— BEGIN —
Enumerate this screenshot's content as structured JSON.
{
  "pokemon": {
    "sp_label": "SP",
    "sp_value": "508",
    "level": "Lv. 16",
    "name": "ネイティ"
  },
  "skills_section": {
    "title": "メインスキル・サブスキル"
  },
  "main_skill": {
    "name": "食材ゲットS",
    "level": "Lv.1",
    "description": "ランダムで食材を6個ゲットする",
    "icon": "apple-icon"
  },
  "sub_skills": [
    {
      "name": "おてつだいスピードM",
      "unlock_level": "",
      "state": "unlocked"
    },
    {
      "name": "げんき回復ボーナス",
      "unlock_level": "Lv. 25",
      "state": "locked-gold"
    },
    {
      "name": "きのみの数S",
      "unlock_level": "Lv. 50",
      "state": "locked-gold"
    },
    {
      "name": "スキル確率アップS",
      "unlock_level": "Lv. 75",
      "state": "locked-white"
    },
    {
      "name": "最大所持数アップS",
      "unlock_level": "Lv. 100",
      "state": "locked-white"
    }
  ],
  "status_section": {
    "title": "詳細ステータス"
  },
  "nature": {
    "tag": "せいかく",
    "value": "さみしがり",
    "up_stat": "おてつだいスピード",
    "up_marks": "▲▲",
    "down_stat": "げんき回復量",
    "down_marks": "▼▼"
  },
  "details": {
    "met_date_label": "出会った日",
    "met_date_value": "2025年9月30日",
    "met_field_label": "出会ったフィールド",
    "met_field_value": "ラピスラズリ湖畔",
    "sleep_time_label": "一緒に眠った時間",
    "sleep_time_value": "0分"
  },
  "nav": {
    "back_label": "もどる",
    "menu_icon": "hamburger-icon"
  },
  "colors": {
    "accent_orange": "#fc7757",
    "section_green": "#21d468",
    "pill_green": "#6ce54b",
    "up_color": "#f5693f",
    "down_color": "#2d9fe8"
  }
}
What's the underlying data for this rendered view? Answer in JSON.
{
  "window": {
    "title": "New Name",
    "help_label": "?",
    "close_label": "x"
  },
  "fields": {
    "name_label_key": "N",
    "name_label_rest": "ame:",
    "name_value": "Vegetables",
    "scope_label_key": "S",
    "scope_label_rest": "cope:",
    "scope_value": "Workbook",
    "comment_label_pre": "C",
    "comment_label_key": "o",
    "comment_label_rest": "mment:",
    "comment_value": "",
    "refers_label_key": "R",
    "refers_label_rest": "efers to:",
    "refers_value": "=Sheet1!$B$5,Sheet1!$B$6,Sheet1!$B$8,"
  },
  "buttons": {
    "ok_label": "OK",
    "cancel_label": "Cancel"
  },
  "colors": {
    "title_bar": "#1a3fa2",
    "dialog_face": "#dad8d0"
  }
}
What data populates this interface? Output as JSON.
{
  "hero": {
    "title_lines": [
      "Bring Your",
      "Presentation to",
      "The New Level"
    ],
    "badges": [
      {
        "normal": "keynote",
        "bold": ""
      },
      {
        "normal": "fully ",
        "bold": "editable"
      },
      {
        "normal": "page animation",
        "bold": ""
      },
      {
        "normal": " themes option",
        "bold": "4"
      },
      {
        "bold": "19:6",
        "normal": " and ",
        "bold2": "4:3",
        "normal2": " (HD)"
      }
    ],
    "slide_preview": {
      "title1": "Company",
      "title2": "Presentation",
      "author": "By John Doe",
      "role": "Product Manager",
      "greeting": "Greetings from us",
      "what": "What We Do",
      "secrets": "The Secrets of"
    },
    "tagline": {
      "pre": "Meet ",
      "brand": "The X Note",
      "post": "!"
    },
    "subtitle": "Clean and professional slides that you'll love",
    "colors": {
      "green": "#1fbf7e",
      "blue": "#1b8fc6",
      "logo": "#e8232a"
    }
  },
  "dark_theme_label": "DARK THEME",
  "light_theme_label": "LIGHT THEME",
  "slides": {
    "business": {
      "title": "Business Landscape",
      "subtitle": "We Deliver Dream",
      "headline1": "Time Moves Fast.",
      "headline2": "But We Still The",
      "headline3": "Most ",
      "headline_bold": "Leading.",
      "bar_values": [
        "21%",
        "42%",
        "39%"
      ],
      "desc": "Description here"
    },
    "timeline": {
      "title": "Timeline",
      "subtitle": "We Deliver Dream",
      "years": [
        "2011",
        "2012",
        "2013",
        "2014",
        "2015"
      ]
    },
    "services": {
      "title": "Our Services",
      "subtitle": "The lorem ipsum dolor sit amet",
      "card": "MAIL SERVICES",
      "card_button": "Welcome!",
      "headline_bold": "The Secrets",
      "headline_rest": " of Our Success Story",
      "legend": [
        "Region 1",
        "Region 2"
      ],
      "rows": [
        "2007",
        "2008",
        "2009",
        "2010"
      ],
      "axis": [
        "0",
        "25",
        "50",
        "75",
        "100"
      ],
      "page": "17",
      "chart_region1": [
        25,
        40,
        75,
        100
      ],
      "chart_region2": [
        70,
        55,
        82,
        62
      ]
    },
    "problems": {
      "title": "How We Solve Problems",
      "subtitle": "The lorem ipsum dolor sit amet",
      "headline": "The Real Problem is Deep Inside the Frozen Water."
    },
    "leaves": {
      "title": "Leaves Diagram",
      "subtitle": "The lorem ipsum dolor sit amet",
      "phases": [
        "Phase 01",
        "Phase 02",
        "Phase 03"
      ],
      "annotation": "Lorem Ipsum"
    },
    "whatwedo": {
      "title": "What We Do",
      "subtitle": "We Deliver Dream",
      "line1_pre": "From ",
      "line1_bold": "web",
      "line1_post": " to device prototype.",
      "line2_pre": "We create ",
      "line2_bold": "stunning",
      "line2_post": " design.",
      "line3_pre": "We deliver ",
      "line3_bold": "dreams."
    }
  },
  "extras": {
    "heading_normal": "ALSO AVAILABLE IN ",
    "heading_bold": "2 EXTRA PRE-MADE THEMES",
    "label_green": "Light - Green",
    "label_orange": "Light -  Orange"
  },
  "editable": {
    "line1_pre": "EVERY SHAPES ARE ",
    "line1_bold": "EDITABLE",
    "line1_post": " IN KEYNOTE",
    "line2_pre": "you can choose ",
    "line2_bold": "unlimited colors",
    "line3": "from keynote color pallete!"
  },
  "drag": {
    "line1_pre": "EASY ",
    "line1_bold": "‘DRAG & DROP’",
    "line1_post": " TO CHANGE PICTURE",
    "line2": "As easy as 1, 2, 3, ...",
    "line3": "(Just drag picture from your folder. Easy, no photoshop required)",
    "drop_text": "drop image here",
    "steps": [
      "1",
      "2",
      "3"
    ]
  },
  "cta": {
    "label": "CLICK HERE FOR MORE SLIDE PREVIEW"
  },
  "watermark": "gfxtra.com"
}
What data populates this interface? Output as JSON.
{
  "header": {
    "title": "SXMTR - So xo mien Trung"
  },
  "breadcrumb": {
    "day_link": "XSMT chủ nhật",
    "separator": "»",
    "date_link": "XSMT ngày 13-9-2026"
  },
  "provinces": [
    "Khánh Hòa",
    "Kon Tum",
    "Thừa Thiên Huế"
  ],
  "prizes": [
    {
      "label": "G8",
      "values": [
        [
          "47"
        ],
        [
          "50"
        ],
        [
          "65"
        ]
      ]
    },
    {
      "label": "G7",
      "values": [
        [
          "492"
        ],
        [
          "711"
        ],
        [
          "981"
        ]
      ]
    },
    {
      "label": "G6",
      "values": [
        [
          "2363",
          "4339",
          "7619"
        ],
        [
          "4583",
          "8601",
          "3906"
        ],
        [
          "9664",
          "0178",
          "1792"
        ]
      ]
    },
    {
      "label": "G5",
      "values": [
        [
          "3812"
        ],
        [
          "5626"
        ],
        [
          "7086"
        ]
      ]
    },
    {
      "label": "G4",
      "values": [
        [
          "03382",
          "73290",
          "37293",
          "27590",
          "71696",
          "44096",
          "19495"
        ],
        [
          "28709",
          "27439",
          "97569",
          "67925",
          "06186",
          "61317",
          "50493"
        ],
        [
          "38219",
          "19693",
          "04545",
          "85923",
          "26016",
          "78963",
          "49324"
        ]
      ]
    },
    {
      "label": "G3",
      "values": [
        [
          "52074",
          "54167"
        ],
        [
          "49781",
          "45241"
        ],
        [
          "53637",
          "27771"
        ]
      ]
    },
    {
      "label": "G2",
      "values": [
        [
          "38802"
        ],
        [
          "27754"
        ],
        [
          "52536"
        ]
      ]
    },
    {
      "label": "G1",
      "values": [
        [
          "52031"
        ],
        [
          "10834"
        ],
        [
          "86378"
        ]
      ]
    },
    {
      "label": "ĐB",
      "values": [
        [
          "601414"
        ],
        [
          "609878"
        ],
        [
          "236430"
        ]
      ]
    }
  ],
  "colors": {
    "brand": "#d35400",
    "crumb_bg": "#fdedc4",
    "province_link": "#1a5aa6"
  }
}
— END —
The task: Go through the entries above and copy every line containing "JSON".

The solution:
Enumerate this screenshot's content as structured JSON.
What's the underlying data for this rendered view? Answer in JSON.
What data populates this interface? Output as JSON.
What data populates this interface? Output as JSON.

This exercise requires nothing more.